Information shown:
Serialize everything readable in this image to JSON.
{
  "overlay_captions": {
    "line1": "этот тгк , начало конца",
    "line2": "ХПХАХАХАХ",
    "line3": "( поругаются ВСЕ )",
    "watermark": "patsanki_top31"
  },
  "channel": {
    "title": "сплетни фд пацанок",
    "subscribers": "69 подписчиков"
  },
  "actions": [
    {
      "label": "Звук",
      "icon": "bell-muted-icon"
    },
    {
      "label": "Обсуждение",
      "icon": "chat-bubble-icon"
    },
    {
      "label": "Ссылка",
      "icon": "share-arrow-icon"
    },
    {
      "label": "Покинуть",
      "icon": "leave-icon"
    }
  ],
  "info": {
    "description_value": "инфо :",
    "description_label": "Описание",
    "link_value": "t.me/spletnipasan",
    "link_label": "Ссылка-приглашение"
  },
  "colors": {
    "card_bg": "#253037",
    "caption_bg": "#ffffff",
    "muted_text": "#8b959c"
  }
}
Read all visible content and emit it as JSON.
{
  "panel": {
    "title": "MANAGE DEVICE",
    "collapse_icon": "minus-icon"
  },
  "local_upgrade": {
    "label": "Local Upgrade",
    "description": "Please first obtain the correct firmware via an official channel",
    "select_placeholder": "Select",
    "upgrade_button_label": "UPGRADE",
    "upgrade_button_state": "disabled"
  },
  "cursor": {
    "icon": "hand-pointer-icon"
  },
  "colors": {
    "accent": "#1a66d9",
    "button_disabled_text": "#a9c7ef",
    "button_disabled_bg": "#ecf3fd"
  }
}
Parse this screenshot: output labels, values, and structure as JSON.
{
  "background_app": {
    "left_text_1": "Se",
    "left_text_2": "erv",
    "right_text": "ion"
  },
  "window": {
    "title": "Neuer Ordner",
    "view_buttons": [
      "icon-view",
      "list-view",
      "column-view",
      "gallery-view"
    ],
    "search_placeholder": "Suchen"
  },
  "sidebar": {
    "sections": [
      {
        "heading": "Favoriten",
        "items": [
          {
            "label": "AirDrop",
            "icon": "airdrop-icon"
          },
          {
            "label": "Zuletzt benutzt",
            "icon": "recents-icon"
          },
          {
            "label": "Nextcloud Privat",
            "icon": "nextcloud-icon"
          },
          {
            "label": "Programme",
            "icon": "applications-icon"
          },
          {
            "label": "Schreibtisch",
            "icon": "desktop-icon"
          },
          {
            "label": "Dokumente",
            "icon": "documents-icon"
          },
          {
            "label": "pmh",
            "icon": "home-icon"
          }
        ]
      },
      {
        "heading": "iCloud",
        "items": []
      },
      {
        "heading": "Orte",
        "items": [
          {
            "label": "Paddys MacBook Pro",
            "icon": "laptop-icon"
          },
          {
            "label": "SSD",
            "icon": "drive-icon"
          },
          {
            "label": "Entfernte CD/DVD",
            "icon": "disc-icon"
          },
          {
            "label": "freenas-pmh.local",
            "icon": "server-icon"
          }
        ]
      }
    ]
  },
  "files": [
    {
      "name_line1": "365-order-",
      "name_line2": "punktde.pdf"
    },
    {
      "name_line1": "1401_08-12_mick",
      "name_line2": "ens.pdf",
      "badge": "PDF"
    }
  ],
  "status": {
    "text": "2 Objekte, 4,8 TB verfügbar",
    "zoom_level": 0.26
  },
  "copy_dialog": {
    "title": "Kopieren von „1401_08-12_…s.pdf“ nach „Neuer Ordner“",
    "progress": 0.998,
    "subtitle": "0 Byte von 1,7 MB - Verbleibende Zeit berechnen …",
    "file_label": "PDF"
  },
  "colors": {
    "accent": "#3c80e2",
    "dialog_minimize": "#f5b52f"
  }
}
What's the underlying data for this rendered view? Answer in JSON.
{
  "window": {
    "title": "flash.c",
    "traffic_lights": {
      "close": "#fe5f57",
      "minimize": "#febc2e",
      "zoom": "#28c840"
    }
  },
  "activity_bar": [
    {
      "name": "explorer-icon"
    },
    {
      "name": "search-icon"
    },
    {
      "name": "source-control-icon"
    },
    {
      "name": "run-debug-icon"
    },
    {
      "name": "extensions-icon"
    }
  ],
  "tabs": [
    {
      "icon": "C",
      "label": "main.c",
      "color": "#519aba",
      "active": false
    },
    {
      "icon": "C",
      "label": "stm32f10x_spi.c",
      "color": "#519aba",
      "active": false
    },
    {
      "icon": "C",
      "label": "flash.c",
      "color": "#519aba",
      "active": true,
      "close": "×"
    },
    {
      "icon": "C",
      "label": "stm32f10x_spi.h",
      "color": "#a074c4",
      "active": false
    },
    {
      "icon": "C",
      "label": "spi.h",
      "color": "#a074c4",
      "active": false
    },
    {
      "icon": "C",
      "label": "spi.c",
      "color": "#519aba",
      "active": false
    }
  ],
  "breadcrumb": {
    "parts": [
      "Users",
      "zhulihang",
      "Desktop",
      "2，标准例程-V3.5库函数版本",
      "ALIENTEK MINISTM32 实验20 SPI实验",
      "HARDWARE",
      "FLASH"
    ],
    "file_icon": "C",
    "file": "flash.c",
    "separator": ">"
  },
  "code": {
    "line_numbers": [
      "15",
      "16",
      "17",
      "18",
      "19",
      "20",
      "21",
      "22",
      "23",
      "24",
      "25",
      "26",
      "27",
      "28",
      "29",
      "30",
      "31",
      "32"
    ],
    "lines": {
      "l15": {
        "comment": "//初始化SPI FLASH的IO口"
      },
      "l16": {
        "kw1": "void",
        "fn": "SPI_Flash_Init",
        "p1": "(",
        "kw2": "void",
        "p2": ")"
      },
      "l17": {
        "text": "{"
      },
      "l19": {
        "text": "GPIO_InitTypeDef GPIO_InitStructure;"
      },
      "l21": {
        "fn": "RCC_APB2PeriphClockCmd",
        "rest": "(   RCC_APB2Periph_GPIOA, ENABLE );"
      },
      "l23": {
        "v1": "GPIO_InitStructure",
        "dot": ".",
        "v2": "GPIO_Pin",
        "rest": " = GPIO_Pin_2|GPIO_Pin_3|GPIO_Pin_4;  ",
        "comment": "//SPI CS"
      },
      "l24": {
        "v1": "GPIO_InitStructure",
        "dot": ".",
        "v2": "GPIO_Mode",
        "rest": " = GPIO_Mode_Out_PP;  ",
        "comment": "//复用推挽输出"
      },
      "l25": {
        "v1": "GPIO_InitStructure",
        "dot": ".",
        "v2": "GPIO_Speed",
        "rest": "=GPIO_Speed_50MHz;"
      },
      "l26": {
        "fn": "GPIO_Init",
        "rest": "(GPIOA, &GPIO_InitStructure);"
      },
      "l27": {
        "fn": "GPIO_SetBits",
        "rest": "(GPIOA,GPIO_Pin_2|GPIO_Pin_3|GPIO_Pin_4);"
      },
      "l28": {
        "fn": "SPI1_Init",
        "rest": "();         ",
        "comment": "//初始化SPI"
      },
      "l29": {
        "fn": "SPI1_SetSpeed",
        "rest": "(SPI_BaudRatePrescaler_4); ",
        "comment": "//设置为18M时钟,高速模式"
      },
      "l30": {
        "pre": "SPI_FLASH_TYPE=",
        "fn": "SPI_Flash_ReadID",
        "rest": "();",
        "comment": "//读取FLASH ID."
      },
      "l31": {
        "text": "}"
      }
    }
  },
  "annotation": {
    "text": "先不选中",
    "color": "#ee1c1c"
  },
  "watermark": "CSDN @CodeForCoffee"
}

Direction: Single out each line of the records above with the string "heading" in it, and copy it.

Answer to the exercise:
        "heading": "Favoriten",
        "heading": "iCloud",
        "heading": "Orte",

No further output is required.